"""

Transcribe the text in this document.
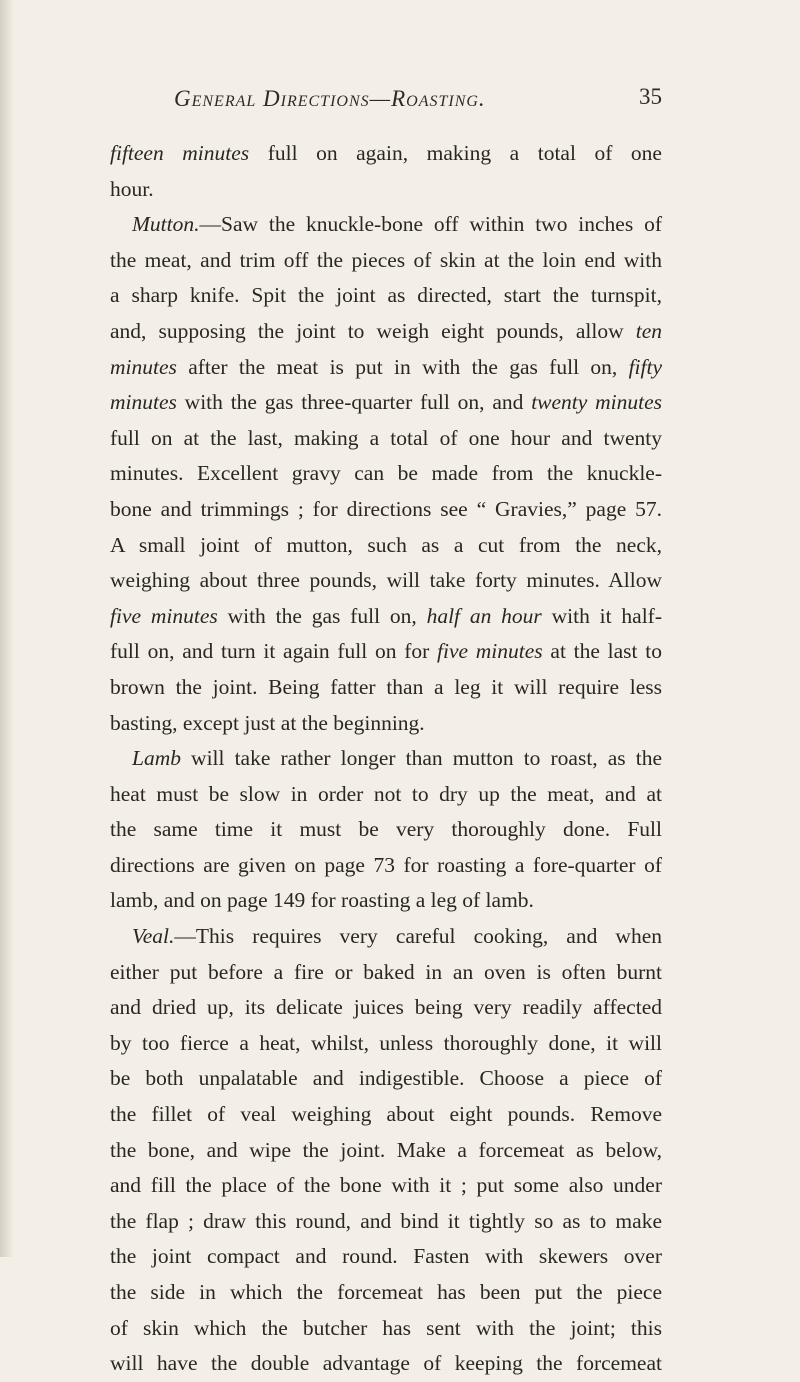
General Directions—Roasting.	35
fifteen minutes full on again, making a total of one
hour.
Mutton.—Saw the knuckle-bone off within two inches of
the meat, and trim off the pieces of skin at the loin end with
a sharp knife. Spit the joint as directed, start the turnspit,
and, supposing the joint to weigh eight pounds, allow ten
minutes after the meat is put in with the gas full on, fifty
minutes with the gas three-quarter full on, and twenty minutes
full on at the last, making a total of one hour and twenty
minutes. Excellent gravy can be made from the knuckle-
bone and trimmings ; for directions see “ Gravies,” page 57.
A small joint of mutton, such as a cut from the neck,
weighing about three pounds, will take forty minutes. Allow
five minutes with the gas full on, half an hour with it half-
full on, and turn it again full on for five minutes at the last to
brown the joint. Being fatter than a leg it will require less
basting, except just at the beginning.
Lamb will take rather longer than mutton to roast, as the
heat must be slow in order not to dry up the meat, and at
the same time it must be very thoroughly done. Full
directions are given on page 73 for roasting a fore-quarter of
lamb, and on page 149 for roasting a leg of lamb.
Veal.—This requires very careful cooking, and when
either put before a fire or baked in an oven is often burnt
and dried up, its delicate juices being very readily affected
by too fierce a heat, whilst, unless thoroughly done, it will
be both unpalatable and indigestible. Choose a piece of
the fillet of veal weighing about eight pounds. Remove
the bone, and wipe the joint. Make a forcemeat as below,
and fill the place of the bone with it ; put some also under
the flap ; draw this round, and bind it tightly so as to make
the joint compact and round. Fasten with skewers over
the side in which the forcemeat has been put the piece
of skin which the butcher has sent with the joint; this
will have the double advantage of keeping the forcemeat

"""

- **Instruction**
The records shown above are to be repeated exactly, with the pictures left out.

- **Solution**
Transcribe the text in this document.
General Directions—Roasting.	35
fifteen minutes full on again, making a total of one
hour.
Mutton.—Saw the knuckle-bone off within two inches of
the meat, and trim off the pieces of skin at the loin end with
a sharp knife. Spit the joint as directed, start the turnspit,
and, supposing the joint to weigh eight pounds, allow ten
minutes after the meat is put in with the gas full on, fifty
minutes with the gas three-quarter full on, and twenty minutes
full on at the last, making a total of one hour and twenty
minutes. Excellent gravy can be made from the knuckle-
bone and trimmings ; for directions see “ Gravies,” page 57.
A small joint of mutton, such as a cut from the neck,
weighing about three pounds, will take forty minutes. Allow
five minutes with the gas full on, half an hour with it half-
full on, and turn it again full on for five minutes at the last to
brown the joint. Being fatter than a leg it will require less
basting, except just at the beginning.
Lamb will take rather longer than mutton to roast, as the
heat must be slow in order not to dry up the meat, and at
the same time it must be very thoroughly done. Full
directions are given on page 73 for roasting a fore-quarter of
lamb, and on page 149 for roasting a leg of lamb.
Veal.—This requires very careful cooking, and when
either put before a fire or baked in an oven is often burnt
and dried up, its delicate juices being very readily affected
by too fierce a heat, whilst, unless thoroughly done, it will
be both unpalatable and indigestible. Choose a piece of
the fillet of veal weighing about eight pounds. Remove
the bone, and wipe the joint. Make a forcemeat as below,
and fill the place of the bone with it ; put some also under
the flap ; draw this round, and bind it tightly so as to make
the joint compact and round. Fasten with skewers over
the side in which the forcemeat has been put the piece
of skin which the butcher has sent with the joint; this
will have the double advantage of keeping the forcemeat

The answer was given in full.